---- Exercise materials
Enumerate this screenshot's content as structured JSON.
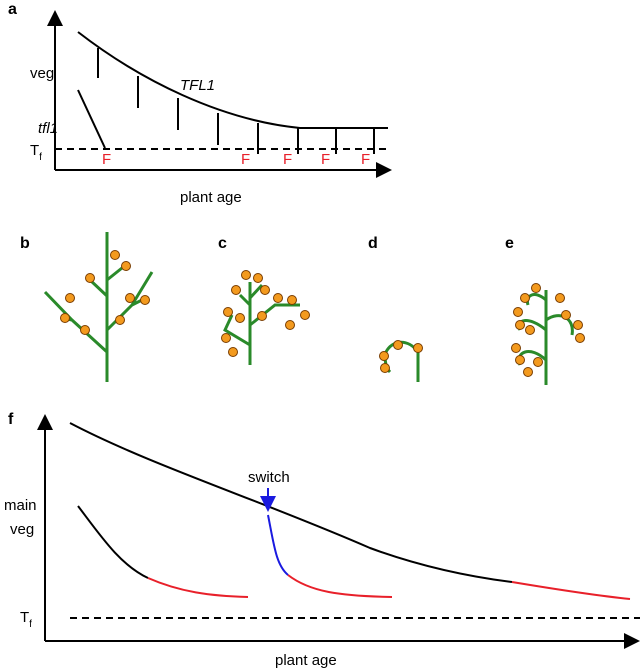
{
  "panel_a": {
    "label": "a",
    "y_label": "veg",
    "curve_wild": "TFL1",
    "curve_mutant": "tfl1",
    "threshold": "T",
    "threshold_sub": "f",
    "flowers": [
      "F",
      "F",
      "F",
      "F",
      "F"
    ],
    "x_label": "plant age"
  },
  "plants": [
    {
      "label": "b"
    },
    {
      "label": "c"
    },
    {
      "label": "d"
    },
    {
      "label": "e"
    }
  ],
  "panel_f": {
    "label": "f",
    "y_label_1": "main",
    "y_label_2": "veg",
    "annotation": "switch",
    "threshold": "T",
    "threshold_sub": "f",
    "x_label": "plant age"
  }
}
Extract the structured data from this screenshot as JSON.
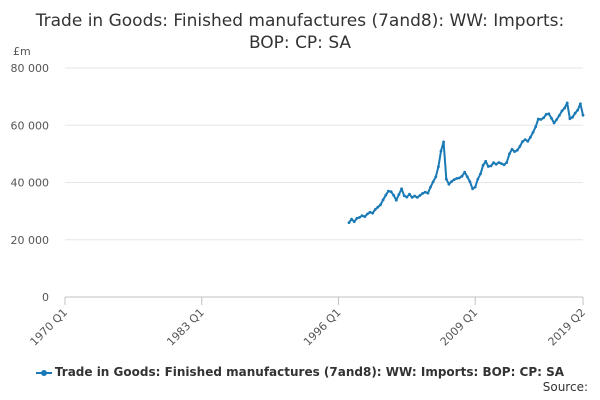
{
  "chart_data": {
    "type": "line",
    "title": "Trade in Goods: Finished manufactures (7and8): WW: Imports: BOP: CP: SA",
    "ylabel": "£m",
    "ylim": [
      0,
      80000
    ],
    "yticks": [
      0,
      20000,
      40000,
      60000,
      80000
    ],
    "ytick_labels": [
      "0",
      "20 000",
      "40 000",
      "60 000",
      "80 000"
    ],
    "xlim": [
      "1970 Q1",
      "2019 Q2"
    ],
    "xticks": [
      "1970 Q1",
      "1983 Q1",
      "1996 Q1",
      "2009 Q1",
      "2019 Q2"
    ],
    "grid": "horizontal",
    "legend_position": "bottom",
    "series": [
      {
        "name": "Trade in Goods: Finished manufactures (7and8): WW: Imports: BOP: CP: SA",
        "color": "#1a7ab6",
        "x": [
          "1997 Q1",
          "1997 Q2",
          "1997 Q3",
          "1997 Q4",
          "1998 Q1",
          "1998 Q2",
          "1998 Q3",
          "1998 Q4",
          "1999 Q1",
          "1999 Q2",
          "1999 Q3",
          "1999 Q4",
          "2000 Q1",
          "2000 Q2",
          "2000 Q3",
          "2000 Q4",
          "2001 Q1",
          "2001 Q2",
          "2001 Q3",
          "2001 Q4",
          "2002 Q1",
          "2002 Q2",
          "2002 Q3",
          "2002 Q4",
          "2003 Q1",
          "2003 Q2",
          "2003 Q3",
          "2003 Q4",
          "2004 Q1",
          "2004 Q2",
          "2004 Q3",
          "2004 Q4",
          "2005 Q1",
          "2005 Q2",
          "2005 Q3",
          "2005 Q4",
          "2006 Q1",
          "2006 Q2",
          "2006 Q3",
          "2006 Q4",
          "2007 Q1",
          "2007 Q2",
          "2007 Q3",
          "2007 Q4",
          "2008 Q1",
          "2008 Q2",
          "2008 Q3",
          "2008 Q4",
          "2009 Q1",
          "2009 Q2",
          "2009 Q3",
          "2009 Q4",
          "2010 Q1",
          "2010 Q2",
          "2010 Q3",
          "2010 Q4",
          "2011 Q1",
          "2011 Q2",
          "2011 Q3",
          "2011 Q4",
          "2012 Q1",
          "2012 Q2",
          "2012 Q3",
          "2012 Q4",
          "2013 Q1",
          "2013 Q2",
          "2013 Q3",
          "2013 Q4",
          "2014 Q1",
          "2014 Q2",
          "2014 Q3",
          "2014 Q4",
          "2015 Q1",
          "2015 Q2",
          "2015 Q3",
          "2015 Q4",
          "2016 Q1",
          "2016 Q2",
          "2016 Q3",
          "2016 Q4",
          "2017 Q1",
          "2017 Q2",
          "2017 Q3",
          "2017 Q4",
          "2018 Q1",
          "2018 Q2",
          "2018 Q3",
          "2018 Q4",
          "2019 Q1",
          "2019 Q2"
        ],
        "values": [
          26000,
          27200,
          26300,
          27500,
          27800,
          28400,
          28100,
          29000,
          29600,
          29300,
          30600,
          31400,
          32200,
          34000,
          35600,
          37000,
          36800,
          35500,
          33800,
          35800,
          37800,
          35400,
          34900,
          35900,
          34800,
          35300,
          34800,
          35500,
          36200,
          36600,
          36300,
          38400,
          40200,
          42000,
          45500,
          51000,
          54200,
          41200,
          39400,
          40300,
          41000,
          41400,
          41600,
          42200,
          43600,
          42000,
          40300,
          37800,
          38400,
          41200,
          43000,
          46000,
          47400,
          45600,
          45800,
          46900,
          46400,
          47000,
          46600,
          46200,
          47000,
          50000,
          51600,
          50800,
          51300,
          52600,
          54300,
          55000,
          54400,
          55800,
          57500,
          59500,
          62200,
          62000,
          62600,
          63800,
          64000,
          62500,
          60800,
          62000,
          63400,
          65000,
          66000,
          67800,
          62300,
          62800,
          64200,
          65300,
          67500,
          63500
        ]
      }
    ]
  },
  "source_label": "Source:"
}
--------
Work required: Omit the pictures and output all of the other material exactly.

In response:
Enumerate this screenshot's content as structured JSON.
{
  "panel_a": {
    "label": "a",
    "y_label": "veg",
    "curve_wild": "TFL1",
    "curve_mutant": "tfl1",
    "threshold": "T",
    "threshold_sub": "f",
    "flowers": [
      "F",
      "F",
      "F",
      "F",
      "F"
    ],
    "x_label": "plant age"
  },
  "plants": [
    {
      "label": "b"
    },
    {
      "label": "c"
    },
    {
      "label": "d"
    },
    {
      "label": "e"
    }
  ],
  "panel_f": {
    "label": "f",
    "y_label_1": "main",
    "y_label_2": "veg",
    "annotation": "switch",
    "threshold": "T",
    "threshold_sub": "f",
    "x_label": "plant age"
  }
}
Extract the structured data from this screenshot as JSON.
{
  "chart_data": {
    "type": "line",
    "title": "Trade in Goods: Finished manufactures (7and8): WW: Imports: BOP: CP: SA",
    "ylabel": "£m",
    "ylim": [
      0,
      80000
    ],
    "yticks": [
      0,
      20000,
      40000,
      60000,
      80000
    ],
    "ytick_labels": [
      "0",
      "20 000",
      "40 000",
      "60 000",
      "80 000"
    ],
    "xlim": [
      "1970 Q1",
      "2019 Q2"
    ],
    "xticks": [
      "1970 Q1",
      "1983 Q1",
      "1996 Q1",
      "2009 Q1",
      "2019 Q2"
    ],
    "grid": "horizontal",
    "legend_position": "bottom",
    "series": [
      {
        "name": "Trade in Goods: Finished manufactures (7and8): WW: Imports: BOP: CP: SA",
        "color": "#1a7ab6",
        "x": [
          "1997 Q1",
          "1997 Q2",
          "1997 Q3",
          "1997 Q4",
          "1998 Q1",
          "1998 Q2",
          "1998 Q3",
          "1998 Q4",
          "1999 Q1",
          "1999 Q2",
          "1999 Q3",
          "1999 Q4",
          "2000 Q1",
          "2000 Q2",
          "2000 Q3",
          "2000 Q4",
          "2001 Q1",
          "2001 Q2",
          "2001 Q3",
          "2001 Q4",
          "2002 Q1",
          "2002 Q2",
          "2002 Q3",
          "2002 Q4",
          "2003 Q1",
          "2003 Q2",
          "2003 Q3",
          "2003 Q4",
          "2004 Q1",
          "2004 Q2",
          "2004 Q3",
          "2004 Q4",
          "2005 Q1",
          "2005 Q2",
          "2005 Q3",
          "2005 Q4",
          "2006 Q1",
          "2006 Q2",
          "2006 Q3",
          "2006 Q4",
          "2007 Q1",
          "2007 Q2",
          "2007 Q3",
          "2007 Q4",
          "2008 Q1",
          "2008 Q2",
          "2008 Q3",
          "2008 Q4",
          "2009 Q1",
          "2009 Q2",
          "2009 Q3",
          "2009 Q4",
          "2010 Q1",
          "2010 Q2",
          "2010 Q3",
          "2010 Q4",
          "2011 Q1",
          "2011 Q2",
          "2011 Q3",
          "2011 Q4",
          "2012 Q1",
          "2012 Q2",
          "2012 Q3",
          "2012 Q4",
          "2013 Q1",
          "2013 Q2",
          "2013 Q3",
          "2013 Q4",
          "2014 Q1",
          "2014 Q2",
          "2014 Q3",
          "2014 Q4",
          "2015 Q1",
          "2015 Q2",
          "2015 Q3",
          "2015 Q4",
          "2016 Q1",
          "2016 Q2",
          "2016 Q3",
          "2016 Q4",
          "2017 Q1",
          "2017 Q2",
          "2017 Q3",
          "2017 Q4",
          "2018 Q1",
          "2018 Q2",
          "2018 Q3",
          "2018 Q4",
          "2019 Q1",
          "2019 Q2"
        ],
        "values": [
          26000,
          27200,
          26300,
          27500,
          27800,
          28400,
          28100,
          29000,
          29600,
          29300,
          30600,
          31400,
          32200,
          34000,
          35600,
          37000,
          36800,
          35500,
          33800,
          35800,
          37800,
          35400,
          34900,
          35900,
          34800,
          35300,
          34800,
          35500,
          36200,
          36600,
          36300,
          38400,
          40200,
          42000,
          45500,
          51000,
          54200,
          41200,
          39400,
          40300,
          41000,
          41400,
          41600,
          42200,
          43600,
          42000,
          40300,
          37800,
          38400,
          41200,
          43000,
          46000,
          47400,
          45600,
          45800,
          46900,
          46400,
          47000,
          46600,
          46200,
          47000,
          50000,
          51600,
          50800,
          51300,
          52600,
          54300,
          55000,
          54400,
          55800,
          57500,
          59500,
          62200,
          62000,
          62600,
          63800,
          64000,
          62500,
          60800,
          62000,
          63400,
          65000,
          66000,
          67800,
          62300,
          62800,
          64200,
          65300,
          67500,
          63500
        ]
      }
    ]
  },
  "source_label": "Source:"
}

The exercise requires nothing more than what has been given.